• [Exercise instructions]:
Scan the material for the word "page", and copy each line where it shows up.

• [Information given]:
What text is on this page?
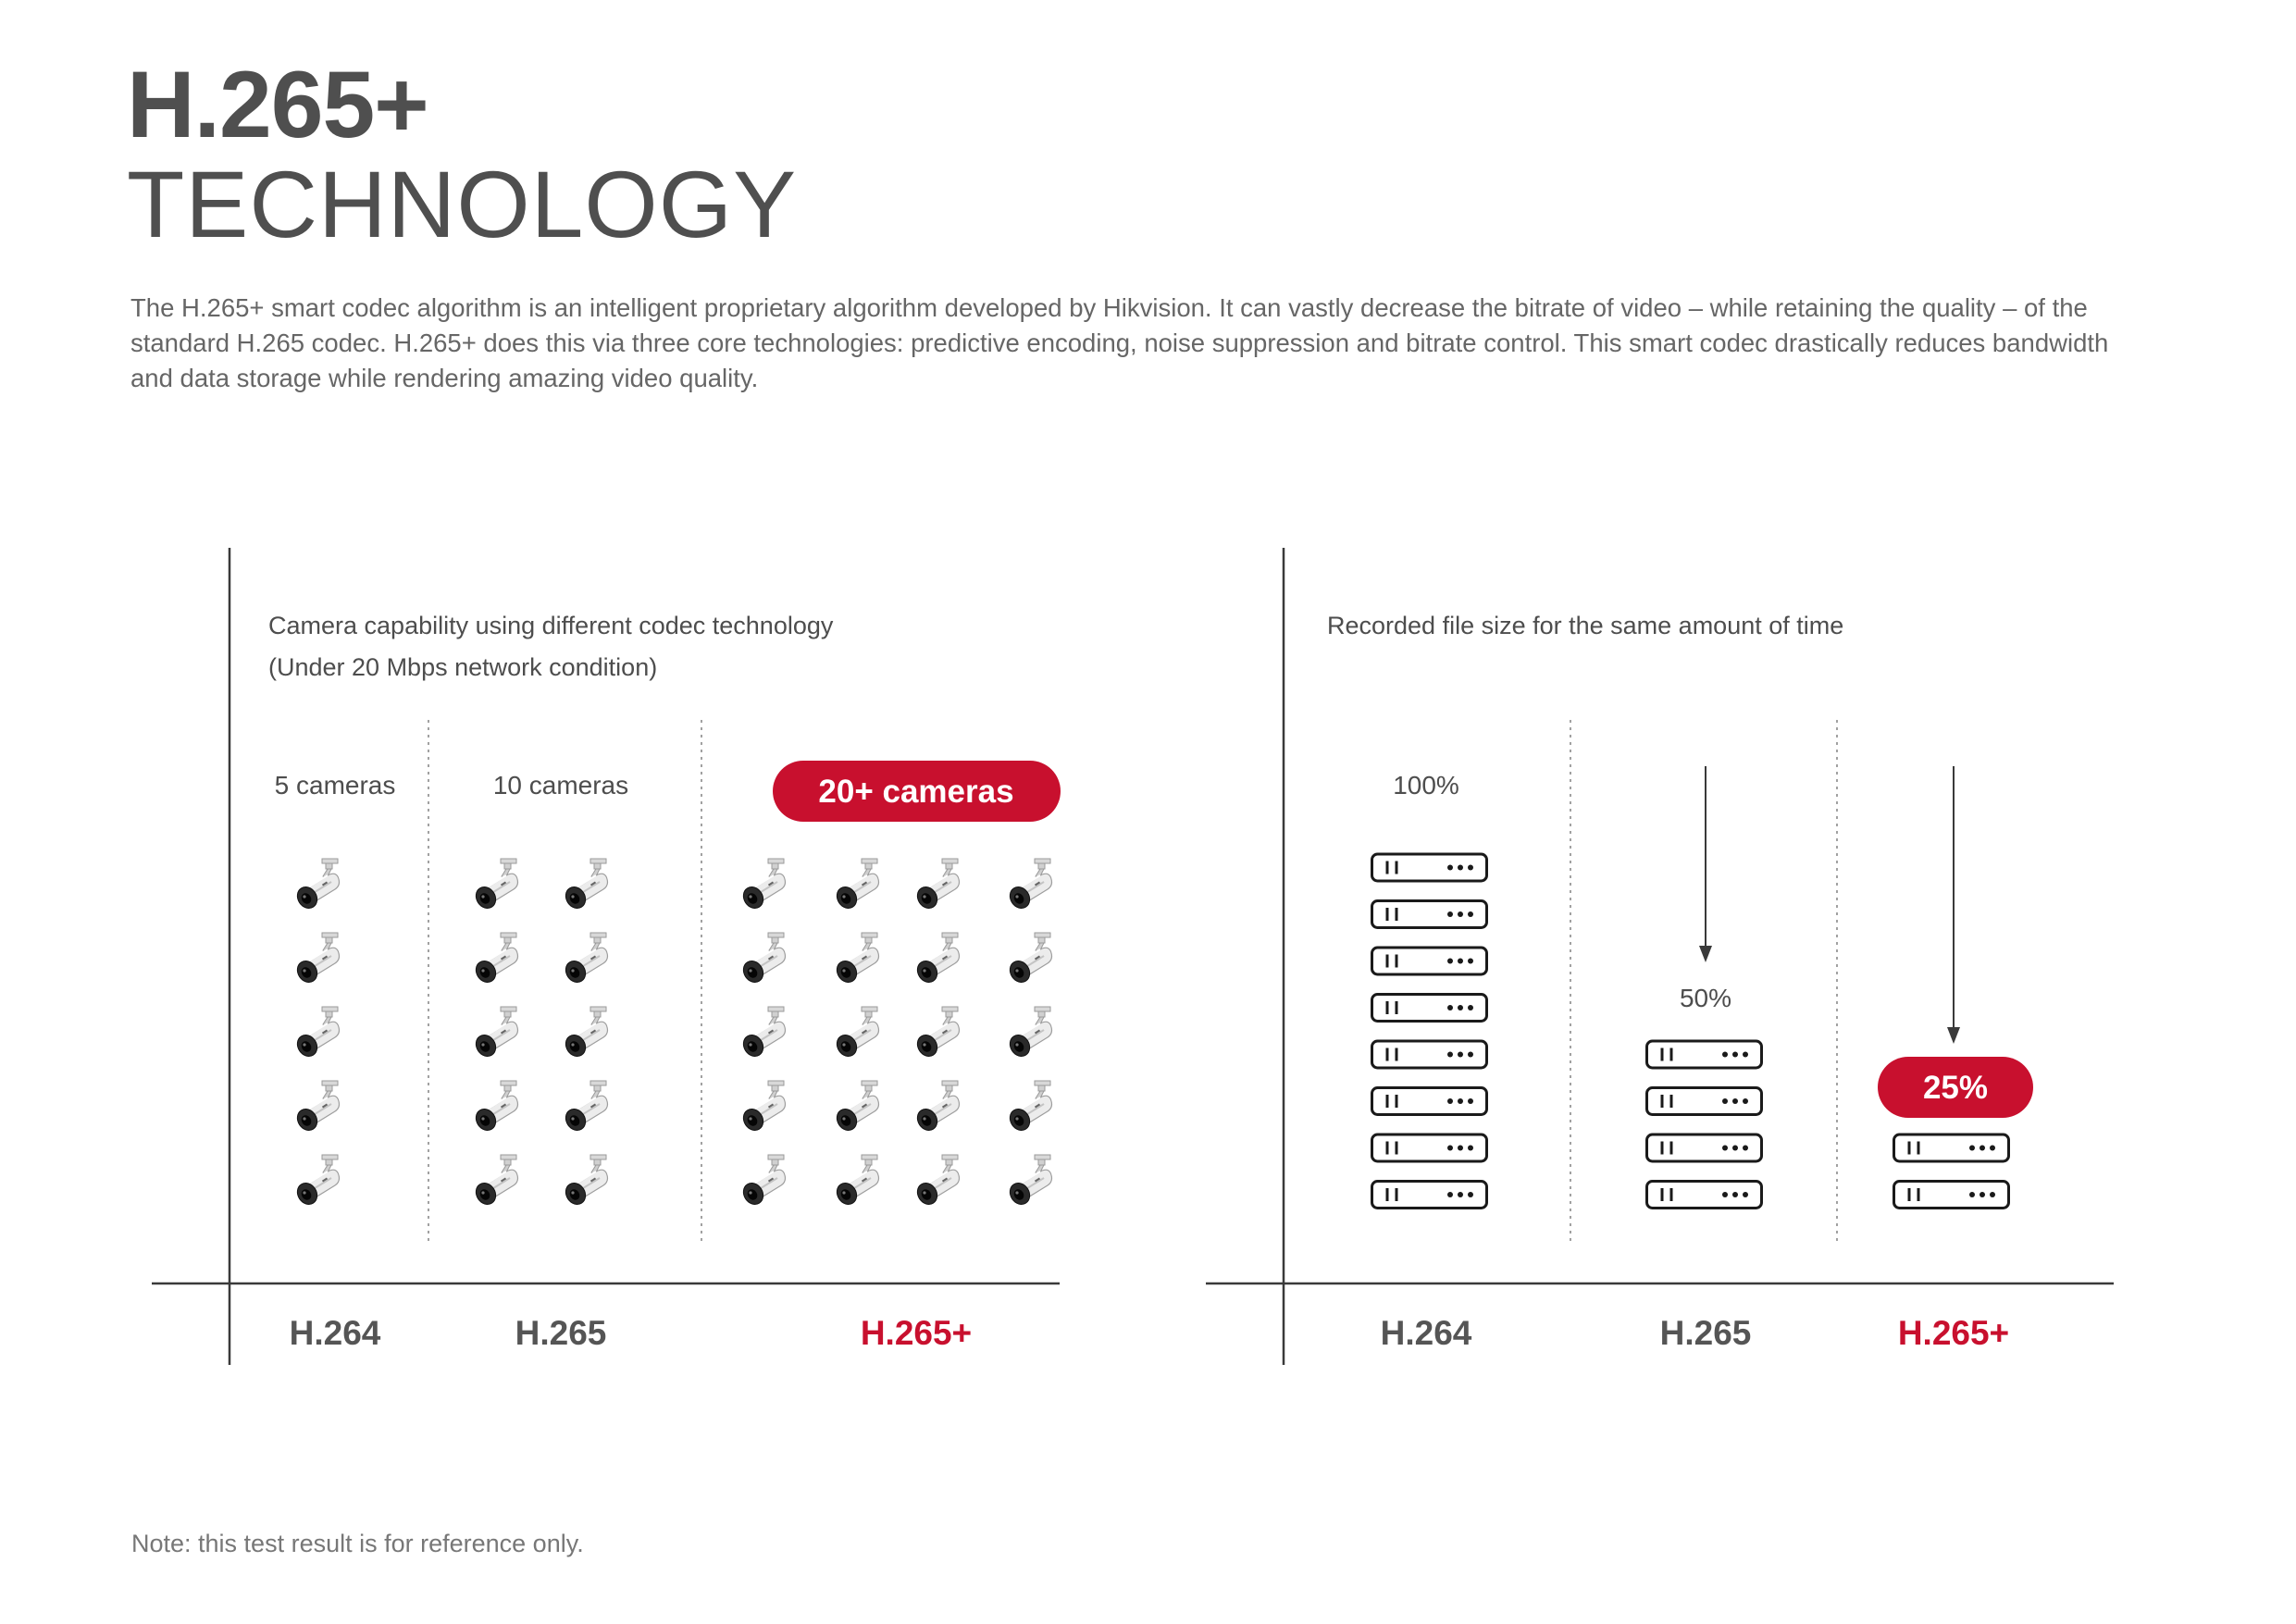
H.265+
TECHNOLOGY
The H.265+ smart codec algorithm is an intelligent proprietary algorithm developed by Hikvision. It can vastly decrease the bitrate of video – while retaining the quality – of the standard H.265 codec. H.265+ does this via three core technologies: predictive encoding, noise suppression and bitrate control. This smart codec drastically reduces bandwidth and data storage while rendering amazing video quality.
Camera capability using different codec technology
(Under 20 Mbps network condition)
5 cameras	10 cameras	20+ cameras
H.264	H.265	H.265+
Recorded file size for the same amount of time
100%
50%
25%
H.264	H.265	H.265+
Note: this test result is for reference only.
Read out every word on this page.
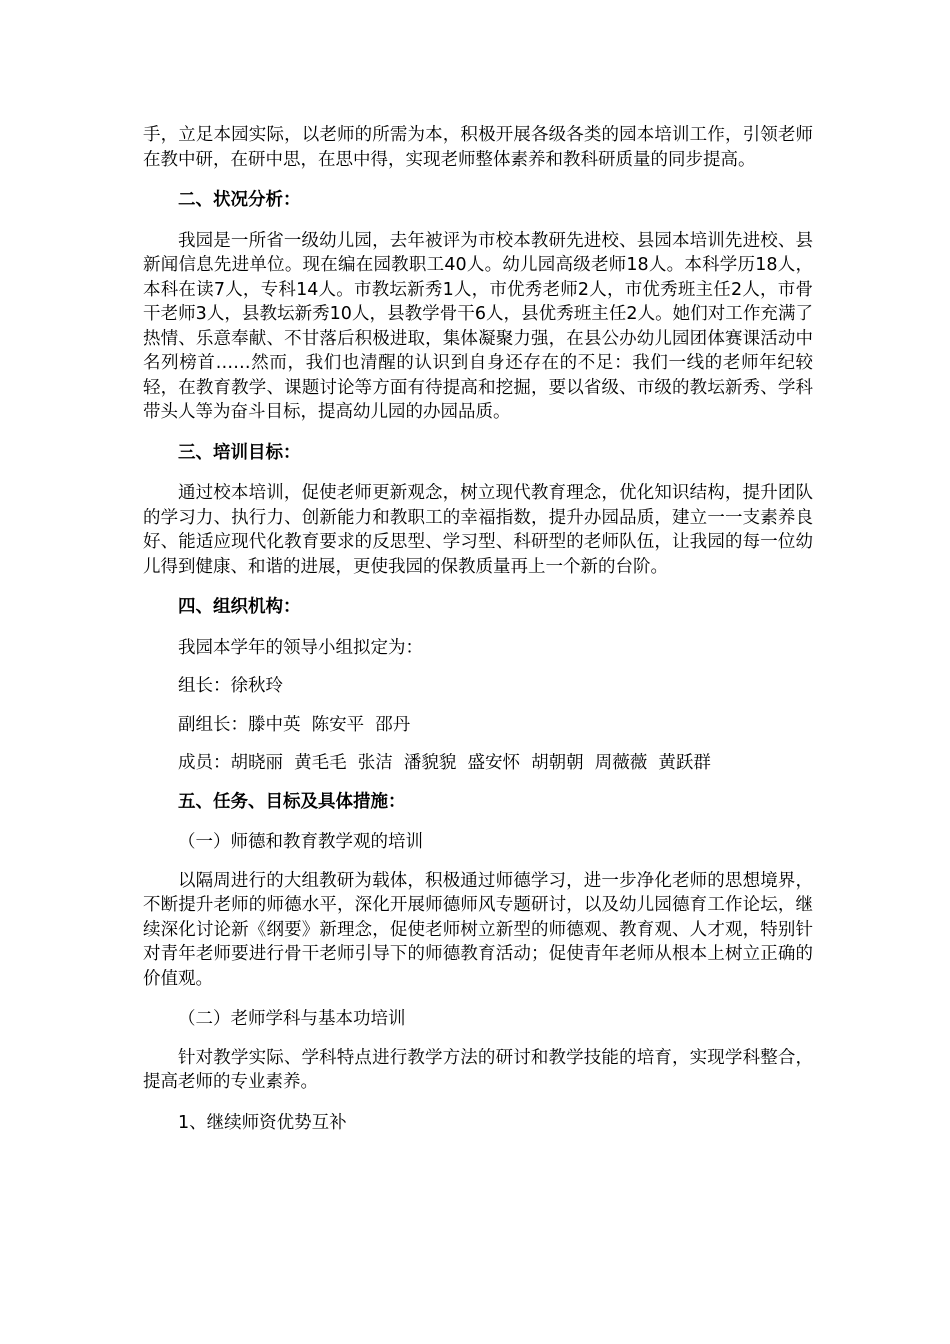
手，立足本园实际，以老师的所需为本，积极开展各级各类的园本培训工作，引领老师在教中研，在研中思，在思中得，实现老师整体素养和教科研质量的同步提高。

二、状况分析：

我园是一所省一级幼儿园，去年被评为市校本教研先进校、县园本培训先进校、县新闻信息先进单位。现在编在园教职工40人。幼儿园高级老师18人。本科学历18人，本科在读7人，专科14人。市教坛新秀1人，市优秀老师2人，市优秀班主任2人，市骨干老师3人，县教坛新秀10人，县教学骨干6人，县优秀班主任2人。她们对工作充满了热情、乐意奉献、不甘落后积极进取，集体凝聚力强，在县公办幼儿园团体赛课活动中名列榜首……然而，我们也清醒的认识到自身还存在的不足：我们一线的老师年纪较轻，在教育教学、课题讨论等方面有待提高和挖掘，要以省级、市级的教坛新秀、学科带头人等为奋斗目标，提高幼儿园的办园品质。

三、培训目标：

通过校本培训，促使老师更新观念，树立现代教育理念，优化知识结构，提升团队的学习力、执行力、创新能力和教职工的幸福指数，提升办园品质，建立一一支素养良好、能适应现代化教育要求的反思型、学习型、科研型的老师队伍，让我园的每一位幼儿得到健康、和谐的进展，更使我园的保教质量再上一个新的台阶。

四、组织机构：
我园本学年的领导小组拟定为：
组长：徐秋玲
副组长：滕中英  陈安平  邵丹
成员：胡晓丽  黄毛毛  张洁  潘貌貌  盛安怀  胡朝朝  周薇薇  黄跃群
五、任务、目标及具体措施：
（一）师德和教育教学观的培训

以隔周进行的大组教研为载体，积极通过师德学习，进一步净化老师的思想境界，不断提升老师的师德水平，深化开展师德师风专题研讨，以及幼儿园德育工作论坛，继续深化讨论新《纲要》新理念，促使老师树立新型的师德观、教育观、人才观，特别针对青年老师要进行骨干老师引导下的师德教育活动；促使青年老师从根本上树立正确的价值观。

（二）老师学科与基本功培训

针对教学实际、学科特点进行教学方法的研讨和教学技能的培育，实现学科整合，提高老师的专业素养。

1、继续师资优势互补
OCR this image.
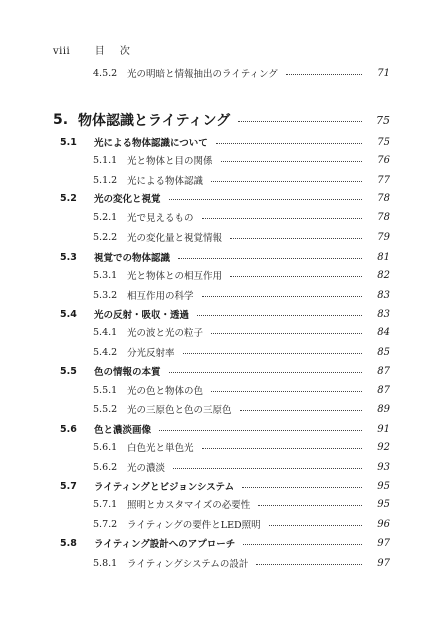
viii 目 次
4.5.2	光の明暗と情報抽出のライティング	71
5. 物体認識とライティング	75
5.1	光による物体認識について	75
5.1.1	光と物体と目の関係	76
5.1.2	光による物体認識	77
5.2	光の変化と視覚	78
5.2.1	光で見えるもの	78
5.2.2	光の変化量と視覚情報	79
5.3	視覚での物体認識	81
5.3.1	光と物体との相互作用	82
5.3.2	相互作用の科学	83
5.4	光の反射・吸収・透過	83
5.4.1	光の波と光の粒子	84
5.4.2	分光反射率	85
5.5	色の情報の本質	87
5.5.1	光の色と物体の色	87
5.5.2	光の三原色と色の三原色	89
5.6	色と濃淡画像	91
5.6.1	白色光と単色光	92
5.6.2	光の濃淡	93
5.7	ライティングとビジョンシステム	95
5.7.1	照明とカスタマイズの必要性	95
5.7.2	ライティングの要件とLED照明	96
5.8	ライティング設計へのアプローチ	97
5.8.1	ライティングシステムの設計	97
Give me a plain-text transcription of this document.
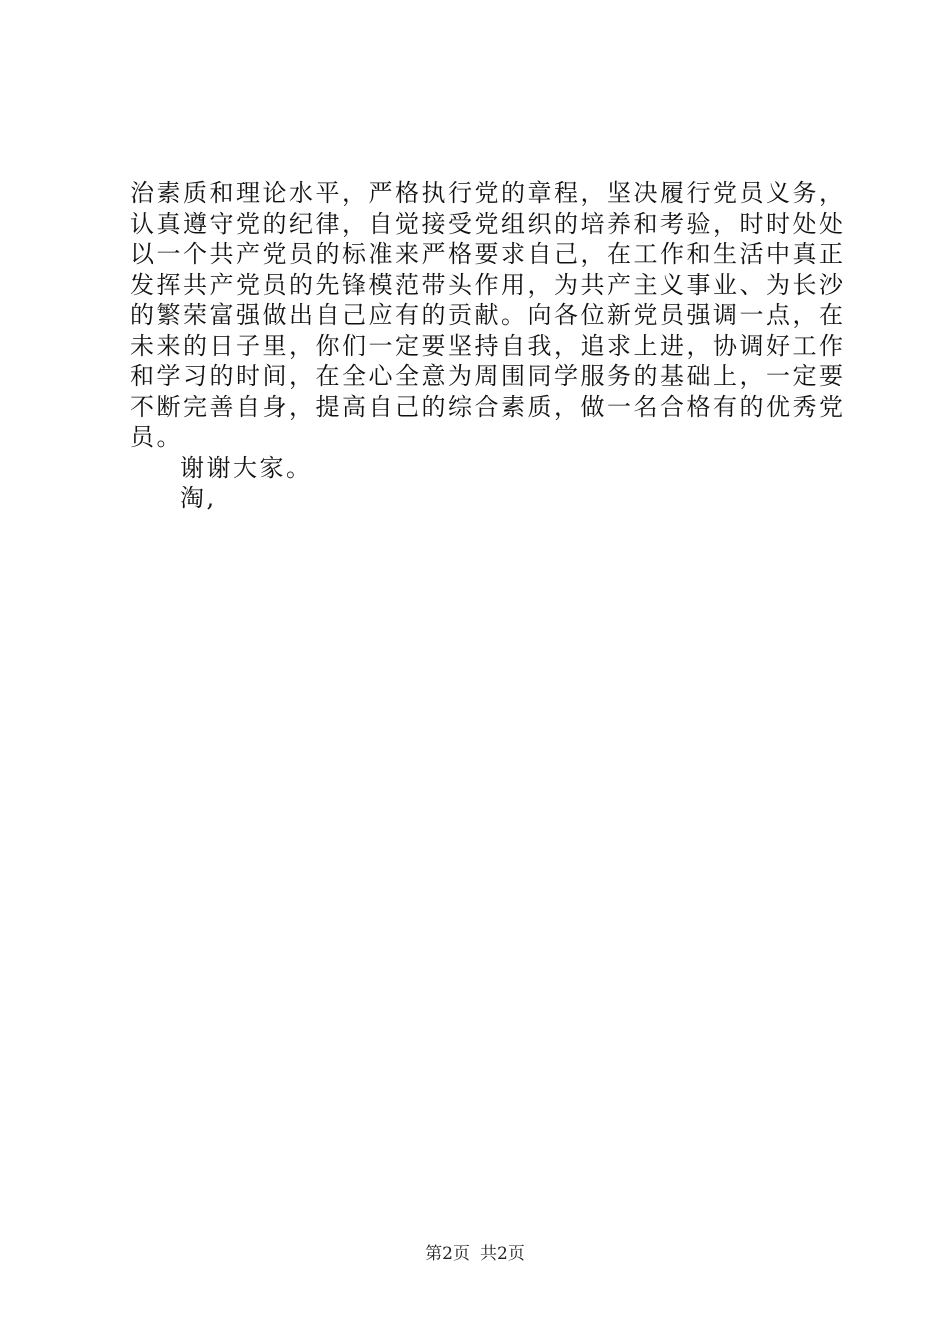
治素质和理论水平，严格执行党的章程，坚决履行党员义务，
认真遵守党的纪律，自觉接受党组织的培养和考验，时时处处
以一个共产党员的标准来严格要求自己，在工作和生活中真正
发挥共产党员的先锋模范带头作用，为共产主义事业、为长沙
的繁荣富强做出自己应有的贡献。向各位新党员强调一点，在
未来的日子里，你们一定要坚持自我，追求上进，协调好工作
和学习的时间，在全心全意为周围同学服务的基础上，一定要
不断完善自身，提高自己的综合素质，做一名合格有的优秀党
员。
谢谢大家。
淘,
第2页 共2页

• [Completed task]:
What text is on this page?
Read out every word on this page.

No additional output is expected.